▶ _Extracto de página_

★ ★ ★ ★ ★ ★ ★

Ahora bien, aunque la reconstrucción que propone este libro habla, sí, de estas dos grandes corrientes cristianas, en modo alguno hemos de ver en ellas grupos compactos y homogéneos que expresan sus convicciones doctrinales a través de textos que circulan entre ellos como reguladores dogmáticos de sus creencias. Recordemos que, en el momento de su composición, esos textos no forman parte de ningún canon. Y lo que es más importante, es preciso subrayar que son el resultado de opciones teológicas muy sofisticadas, que, en última instancia, dan cuenta, sobre todo, de la reflexión de los círculos dirigentes y de los individuos más cultivados de cada uno de los grupos. Es cierto que cada uno de los autores se sirve de su propio fondo tradicional, pero también es obvio que sus textos reflejan el resultado de su propio proceso indagatorio y se construyen como un argumentario destinado a defender convicciones y hallazgos personales, de un lado, y a atacar posiciones distintas, de otro.

Ahora bien, ¿en qué medida cada uno de los puntos expuestos es asumido o comprendido por cada uno de los miembros de los grupos y grupúsculos que, de cerca o de lejos, se sienten identificados con las tradiciones comunes del grupo? Así, el Prof. Fontana subraya que Juan, aun dentro de una tradición indiscutiblemente judaica, manifiesta el abandono de doctrinas cristianas muy antiguas como la de la parousía. Pero ¿semejante transformación fue el resultado de una opción asumida por todo el grupo de creyentes? O más bien, ¿no sería esto, en cambio, el reflejo de la reflexión de algunos de los miembros prominentes del grupo? La propia existencia del Apocalipsis –otro producto de la ciudad de Éfeso, opero de un grupo distinto-- constituye suficiente respuesta a la cuestión. Existió, sí, un cristianismo de origen samaritano establecido en Asia Menor.

★ ★ ★ ★ ★ ★ ★

(Listado de datos)

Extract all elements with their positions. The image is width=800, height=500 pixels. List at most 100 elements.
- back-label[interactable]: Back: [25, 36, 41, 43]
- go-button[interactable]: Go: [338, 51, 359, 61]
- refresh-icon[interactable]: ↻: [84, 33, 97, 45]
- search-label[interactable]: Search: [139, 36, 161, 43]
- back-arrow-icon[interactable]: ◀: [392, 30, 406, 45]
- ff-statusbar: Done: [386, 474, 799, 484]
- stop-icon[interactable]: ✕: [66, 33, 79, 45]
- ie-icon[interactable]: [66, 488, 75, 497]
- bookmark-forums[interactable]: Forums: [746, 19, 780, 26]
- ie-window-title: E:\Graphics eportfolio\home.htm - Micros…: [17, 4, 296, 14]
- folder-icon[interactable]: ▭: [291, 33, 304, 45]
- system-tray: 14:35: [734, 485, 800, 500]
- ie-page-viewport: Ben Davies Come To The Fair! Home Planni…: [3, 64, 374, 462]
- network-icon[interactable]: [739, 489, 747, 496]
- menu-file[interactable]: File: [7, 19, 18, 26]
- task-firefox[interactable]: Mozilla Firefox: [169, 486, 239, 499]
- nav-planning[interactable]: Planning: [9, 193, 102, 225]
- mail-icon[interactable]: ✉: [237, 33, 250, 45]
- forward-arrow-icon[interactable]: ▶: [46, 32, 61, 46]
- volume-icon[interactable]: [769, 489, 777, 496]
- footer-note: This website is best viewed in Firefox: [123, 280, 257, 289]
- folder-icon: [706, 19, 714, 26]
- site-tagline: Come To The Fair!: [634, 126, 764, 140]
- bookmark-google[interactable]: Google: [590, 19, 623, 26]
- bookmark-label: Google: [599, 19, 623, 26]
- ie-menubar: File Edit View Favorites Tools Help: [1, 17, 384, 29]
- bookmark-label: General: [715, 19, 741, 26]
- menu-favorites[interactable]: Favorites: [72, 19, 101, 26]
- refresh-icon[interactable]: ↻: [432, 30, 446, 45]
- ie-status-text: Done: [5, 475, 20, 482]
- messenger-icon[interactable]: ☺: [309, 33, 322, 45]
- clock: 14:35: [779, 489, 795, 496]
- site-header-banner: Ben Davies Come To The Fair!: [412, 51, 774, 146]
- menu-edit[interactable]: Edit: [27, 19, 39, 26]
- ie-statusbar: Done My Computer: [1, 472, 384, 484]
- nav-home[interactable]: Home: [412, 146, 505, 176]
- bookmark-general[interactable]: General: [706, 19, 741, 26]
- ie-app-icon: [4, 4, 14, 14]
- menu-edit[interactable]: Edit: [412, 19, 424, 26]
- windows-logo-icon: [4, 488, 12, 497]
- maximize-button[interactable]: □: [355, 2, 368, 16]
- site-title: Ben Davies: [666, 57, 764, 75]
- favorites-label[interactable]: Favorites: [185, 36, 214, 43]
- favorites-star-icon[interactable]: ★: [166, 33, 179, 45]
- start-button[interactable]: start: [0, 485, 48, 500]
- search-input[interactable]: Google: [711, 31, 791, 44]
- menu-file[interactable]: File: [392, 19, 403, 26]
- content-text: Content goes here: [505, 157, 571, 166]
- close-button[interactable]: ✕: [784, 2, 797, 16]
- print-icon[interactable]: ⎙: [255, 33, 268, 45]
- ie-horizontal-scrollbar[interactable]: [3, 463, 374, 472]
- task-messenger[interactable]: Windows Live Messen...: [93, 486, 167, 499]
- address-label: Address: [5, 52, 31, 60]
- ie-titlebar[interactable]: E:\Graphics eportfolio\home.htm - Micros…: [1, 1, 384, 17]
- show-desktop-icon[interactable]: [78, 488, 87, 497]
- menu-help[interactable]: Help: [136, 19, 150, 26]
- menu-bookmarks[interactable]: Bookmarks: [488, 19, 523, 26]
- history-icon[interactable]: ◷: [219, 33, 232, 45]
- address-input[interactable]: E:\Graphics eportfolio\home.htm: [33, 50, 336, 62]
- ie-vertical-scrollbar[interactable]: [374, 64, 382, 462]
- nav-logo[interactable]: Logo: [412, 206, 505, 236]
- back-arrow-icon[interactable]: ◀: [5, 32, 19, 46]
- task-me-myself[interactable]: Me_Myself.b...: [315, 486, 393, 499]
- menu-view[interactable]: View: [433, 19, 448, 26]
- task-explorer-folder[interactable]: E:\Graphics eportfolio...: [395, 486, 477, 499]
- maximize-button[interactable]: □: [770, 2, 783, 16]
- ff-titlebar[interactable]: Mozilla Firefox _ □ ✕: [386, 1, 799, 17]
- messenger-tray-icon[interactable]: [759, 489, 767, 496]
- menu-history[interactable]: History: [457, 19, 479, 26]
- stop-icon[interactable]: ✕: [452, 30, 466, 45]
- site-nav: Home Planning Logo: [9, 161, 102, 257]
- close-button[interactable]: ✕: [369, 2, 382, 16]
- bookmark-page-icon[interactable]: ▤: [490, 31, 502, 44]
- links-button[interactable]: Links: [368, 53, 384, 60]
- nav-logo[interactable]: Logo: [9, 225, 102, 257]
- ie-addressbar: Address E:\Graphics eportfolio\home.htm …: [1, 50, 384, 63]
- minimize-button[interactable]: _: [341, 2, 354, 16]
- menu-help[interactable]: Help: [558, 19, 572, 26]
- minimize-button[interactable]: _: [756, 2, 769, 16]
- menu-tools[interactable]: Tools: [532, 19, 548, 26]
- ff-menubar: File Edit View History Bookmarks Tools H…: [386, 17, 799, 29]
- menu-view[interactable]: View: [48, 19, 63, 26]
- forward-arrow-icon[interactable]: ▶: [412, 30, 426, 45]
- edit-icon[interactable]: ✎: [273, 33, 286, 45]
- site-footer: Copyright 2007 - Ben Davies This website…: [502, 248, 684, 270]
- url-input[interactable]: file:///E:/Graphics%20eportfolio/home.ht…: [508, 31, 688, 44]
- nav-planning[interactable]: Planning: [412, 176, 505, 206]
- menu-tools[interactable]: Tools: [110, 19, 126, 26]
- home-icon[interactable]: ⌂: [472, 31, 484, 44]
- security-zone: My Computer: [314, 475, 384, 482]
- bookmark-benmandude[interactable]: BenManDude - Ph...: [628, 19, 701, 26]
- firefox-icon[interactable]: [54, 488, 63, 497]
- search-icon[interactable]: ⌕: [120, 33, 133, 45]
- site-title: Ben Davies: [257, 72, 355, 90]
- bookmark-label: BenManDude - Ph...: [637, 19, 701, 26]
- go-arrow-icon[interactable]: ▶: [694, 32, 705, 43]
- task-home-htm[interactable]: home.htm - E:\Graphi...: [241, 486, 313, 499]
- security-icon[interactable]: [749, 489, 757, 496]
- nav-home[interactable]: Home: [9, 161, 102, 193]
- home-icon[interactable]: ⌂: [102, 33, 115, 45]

★ ★ ★ ★ ★ ★ ★

▶ _Enunciado del ejercicio_
**a.** Reproduce literalmente el pasaje del extracto sobre las corrientes cristianas que comienza con "Ahora bien, ¿en" y continúa hasta "en Asia Menor.".
**b.** Presenta como lista numerada las líneas de los registros desde el principio hasta la línea que contiene "- nav-planning[interactable]: Planning: [9, 193, 102, 225]", ambas incluidas. Omite las líneas en blanco.

▶ _Soluciones desarrolladas_
**a.**
Ahora bien, ¿en qué medida cada uno de los puntos expuestos es asumido o comprendido por cada uno de los miembros de los grupos y grupúsculos que, de cerca o de lejos, se sienten identificados con las tradiciones comunes del grupo? Así, el Prof. Fontana subraya que Juan, aun dentro de una tradición indiscutiblemente judaica, manifiesta el abandono de doctrinas cristianas muy antiguas como la de la parousía. Pero ¿semejante transformación fue el resultado de una opción asumida por todo el grupo de creyentes? O más bien, ¿no sería esto, en cambio, el reflejo de la reflexión de algunos de los miembros prominentes del grupo? La propia existencia del Apocalipsis –otro producto de la ciudad de Éfeso, opero de un grupo distinto-- constituye suficiente respuesta a la cuestión. Existió, sí, un cristianismo de origen samaritano establecido en Asia Menor.

**b.**
1. Extract all elements with their positions. The image is width=800, height=500 pixels. List at most 100 elements.
2. - back-label[interactable]: Back: [25, 36, 41, 43]
3. - go-button[interactable]: Go: [338, 51, 359, 61]
4. - refresh-icon[interactable]: ↻: [84, 33, 97, 45]
5. - search-label[interactable]: Search: [139, 36, 161, 43]
6. - back-arrow-icon[interactable]: ◀: [392, 30, 406, 45]
7. - ff-statusbar: Done: [386, 474, 799, 484]
8. - stop-icon[interactable]: ✕: [66, 33, 79, 45]
9. - ie-icon[interactable]: [66, 488, 75, 497]
10. - bookmark-forums[interactable]: Forums: [746, 19, 780, 26]
11. - ie-window-title: E:\Graphics eportfolio\home.htm - Micros…: [17, 4, 296, 14]
12. - folder-icon[interactable]: ▭: [291, 33, 304, 45]
13. - system-tray: 14:35: [734, 485, 800, 500]
14. - ie-page-viewport: Ben Davies Come To The Fair! Home Planni…: [3, 64, 374, 462]
15. - network-icon[interactable]: [739, 489, 747, 496]
16. - menu-file[interactable]: File: [7, 19, 18, 26]
17. - task-firefox[interactable]: Mozilla Firefox: [169, 486, 239, 499]
18. - nav-planning[interactable]: Planning: [9, 193, 102, 225]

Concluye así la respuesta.